* [SET EXERCISE] Set down each entry exactly as given; pictures should not appear in the copy.

* [DATA ENTRIES]
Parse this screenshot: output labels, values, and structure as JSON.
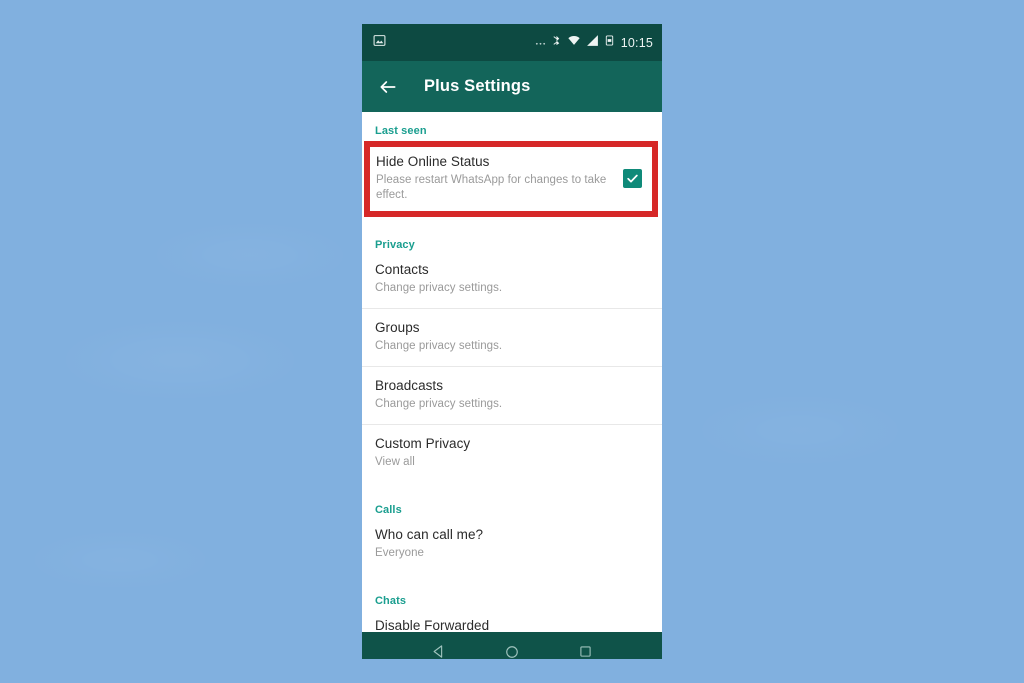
{
  "status_bar": {
    "notification_icon": "image-notification-icon",
    "icons": [
      "ellipsis-icon",
      "bluetooth-icon",
      "wifi-icon",
      "cellular-signal-icon",
      "battery-icon"
    ],
    "time": "10:15"
  },
  "app_bar": {
    "back_icon": "back-arrow-icon",
    "title": "Plus Settings"
  },
  "sections": [
    {
      "header": "Last seen",
      "rows": [
        {
          "title": "Hide Online Status",
          "subtitle": "Please restart WhatsApp for changes to take effect.",
          "checkbox_checked": true,
          "highlighted": true
        }
      ]
    },
    {
      "header": "Privacy",
      "rows": [
        {
          "title": "Contacts",
          "subtitle": "Change privacy settings."
        },
        {
          "title": "Groups",
          "subtitle": "Change privacy settings."
        },
        {
          "title": "Broadcasts",
          "subtitle": "Change privacy settings."
        },
        {
          "title": "Custom Privacy",
          "subtitle": "View all"
        }
      ]
    },
    {
      "header": "Calls",
      "rows": [
        {
          "title": "Who can call me?",
          "subtitle": "Everyone"
        }
      ]
    },
    {
      "header": "Chats",
      "rows": [
        {
          "title": "Disable Forwarded",
          "subtitle": ""
        }
      ]
    }
  ],
  "nav_bar": {
    "back": "nav-back-icon",
    "home": "nav-home-icon",
    "recents": "nav-recents-icon"
  },
  "colors": {
    "backdrop": "#81b0df",
    "status_bar": "#0d4a42",
    "app_bar": "#13655a",
    "nav_bar": "#0f5349",
    "section_header": "#1a9e8f",
    "checkbox": "#0f8a79",
    "highlight": "#d62828"
  }
}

* [REPLY]
Parse this screenshot: output labels, values, and structure as JSON.
{
  "status_bar": {
    "notification_icon": "image-notification-icon",
    "icons": [
      "ellipsis-icon",
      "bluetooth-icon",
      "wifi-icon",
      "cellular-signal-icon",
      "battery-icon"
    ],
    "time": "10:15"
  },
  "app_bar": {
    "back_icon": "back-arrow-icon",
    "title": "Plus Settings"
  },
  "sections": [
    {
      "header": "Last seen",
      "rows": [
        {
          "title": "Hide Online Status",
          "subtitle": "Please restart WhatsApp for changes to take effect.",
          "checkbox_checked": true,
          "highlighted": true
        }
      ]
    },
    {
      "header": "Privacy",
      "rows": [
        {
          "title": "Contacts",
          "subtitle": "Change privacy settings."
        },
        {
          "title": "Groups",
          "subtitle": "Change privacy settings."
        },
        {
          "title": "Broadcasts",
          "subtitle": "Change privacy settings."
        },
        {
          "title": "Custom Privacy",
          "subtitle": "View all"
        }
      ]
    },
    {
      "header": "Calls",
      "rows": [
        {
          "title": "Who can call me?",
          "subtitle": "Everyone"
        }
      ]
    },
    {
      "header": "Chats",
      "rows": [
        {
          "title": "Disable Forwarded",
          "subtitle": ""
        }
      ]
    }
  ],
  "nav_bar": {
    "back": "nav-back-icon",
    "home": "nav-home-icon",
    "recents": "nav-recents-icon"
  },
  "colors": {
    "backdrop": "#81b0df",
    "status_bar": "#0d4a42",
    "app_bar": "#13655a",
    "nav_bar": "#0f5349",
    "section_header": "#1a9e8f",
    "checkbox": "#0f8a79",
    "highlight": "#d62828"
  }
}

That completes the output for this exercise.